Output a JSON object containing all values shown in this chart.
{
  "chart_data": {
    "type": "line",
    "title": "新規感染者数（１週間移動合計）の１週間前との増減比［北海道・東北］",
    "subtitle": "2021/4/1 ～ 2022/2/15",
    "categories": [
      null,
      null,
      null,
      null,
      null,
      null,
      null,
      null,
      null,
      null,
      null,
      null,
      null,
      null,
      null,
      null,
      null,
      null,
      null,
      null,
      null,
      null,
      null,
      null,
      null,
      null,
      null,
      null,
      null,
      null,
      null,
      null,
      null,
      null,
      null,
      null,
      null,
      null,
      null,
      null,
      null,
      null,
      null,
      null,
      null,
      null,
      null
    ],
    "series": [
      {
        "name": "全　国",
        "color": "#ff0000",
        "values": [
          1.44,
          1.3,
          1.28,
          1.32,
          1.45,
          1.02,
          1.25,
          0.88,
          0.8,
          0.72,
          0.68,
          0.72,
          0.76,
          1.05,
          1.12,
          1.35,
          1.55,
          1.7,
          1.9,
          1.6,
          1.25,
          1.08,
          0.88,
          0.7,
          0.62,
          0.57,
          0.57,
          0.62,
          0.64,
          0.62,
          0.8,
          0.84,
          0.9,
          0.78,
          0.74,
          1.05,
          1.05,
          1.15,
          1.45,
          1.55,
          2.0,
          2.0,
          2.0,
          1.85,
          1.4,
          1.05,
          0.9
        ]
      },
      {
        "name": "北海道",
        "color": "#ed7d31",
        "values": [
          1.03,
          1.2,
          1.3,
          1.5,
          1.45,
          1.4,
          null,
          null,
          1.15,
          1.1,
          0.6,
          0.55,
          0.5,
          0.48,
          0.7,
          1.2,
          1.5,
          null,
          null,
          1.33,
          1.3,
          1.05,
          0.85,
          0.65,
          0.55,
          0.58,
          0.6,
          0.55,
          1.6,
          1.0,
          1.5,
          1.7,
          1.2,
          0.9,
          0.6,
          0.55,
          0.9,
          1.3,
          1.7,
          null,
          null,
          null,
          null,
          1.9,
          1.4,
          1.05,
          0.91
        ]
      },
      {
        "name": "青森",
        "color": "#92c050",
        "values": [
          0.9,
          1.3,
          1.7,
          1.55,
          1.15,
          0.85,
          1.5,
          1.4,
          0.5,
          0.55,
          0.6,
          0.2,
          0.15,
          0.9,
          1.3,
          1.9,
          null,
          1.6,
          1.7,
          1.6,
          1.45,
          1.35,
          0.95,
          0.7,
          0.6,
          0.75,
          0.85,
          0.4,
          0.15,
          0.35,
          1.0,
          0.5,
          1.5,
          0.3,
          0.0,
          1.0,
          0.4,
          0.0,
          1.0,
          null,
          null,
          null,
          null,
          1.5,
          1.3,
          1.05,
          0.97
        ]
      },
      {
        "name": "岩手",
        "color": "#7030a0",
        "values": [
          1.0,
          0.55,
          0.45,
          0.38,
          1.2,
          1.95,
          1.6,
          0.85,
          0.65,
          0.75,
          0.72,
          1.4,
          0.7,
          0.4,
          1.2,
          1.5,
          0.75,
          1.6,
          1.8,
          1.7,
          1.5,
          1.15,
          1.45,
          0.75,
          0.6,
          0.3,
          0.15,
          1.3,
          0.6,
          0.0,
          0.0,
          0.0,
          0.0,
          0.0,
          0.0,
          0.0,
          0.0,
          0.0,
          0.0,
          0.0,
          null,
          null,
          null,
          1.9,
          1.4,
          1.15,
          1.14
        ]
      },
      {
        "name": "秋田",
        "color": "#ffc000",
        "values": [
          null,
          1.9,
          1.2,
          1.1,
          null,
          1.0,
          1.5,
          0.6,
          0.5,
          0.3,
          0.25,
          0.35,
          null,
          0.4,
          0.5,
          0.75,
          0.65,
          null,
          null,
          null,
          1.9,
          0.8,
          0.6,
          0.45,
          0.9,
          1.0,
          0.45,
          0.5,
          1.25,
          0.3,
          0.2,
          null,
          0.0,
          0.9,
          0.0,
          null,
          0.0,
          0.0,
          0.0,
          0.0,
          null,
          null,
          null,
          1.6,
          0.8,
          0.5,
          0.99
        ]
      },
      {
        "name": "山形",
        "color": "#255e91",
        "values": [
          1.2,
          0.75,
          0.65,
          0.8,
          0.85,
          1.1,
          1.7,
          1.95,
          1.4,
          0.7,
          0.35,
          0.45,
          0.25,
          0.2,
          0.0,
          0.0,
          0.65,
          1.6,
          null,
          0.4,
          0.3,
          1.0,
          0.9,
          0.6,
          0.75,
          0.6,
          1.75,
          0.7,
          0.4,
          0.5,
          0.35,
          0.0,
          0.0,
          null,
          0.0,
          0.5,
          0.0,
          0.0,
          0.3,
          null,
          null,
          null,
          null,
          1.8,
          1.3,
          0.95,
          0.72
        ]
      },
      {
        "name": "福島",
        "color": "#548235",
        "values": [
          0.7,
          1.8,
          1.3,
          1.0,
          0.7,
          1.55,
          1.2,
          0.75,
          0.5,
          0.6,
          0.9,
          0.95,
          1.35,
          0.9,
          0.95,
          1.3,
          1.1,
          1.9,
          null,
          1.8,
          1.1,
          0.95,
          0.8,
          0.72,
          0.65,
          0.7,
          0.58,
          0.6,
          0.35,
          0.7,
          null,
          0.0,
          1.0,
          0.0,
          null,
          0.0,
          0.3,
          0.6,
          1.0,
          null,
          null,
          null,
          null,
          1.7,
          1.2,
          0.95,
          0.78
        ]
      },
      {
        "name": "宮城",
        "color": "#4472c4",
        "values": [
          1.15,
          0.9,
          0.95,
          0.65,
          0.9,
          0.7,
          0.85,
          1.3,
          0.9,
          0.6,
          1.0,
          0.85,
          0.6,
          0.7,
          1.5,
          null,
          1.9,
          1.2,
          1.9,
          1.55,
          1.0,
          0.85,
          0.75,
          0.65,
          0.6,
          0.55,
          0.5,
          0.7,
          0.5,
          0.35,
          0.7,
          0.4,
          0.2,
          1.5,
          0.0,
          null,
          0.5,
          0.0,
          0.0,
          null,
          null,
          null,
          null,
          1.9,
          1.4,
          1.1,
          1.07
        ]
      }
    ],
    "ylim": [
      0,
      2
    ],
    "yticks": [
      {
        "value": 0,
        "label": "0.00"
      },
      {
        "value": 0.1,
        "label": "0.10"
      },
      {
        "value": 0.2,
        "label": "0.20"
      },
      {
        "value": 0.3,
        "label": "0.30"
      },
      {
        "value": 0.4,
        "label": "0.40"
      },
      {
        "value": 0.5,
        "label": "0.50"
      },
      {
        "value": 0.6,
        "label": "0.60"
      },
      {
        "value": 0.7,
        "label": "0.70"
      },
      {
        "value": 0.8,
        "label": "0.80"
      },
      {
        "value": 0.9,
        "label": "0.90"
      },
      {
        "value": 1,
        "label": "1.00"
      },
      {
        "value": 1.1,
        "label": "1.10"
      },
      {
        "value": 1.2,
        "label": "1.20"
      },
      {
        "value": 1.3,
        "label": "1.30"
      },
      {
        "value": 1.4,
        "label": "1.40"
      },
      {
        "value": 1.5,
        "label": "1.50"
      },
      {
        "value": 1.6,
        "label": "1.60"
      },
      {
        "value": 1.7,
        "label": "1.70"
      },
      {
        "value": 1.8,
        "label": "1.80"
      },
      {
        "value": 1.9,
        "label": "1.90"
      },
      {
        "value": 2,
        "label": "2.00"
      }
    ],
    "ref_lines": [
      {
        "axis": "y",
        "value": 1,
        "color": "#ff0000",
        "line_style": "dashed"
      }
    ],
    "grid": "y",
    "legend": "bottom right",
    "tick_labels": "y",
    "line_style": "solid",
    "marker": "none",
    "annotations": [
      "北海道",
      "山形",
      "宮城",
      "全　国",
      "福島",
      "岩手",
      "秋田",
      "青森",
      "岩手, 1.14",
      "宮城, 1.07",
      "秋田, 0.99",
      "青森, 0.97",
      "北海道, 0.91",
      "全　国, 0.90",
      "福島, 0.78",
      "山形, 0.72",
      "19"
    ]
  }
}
----
- Problem to work on:
Copy out each line in the listing that has the word "name".

- Result of the exercise:
        "name": "全　国",
        "name": "北海道",
        "name": "青森",
        "name": "岩手",
        "name": "秋田",
        "name": "山形",
        "name": "福島",
        "name": "宮城",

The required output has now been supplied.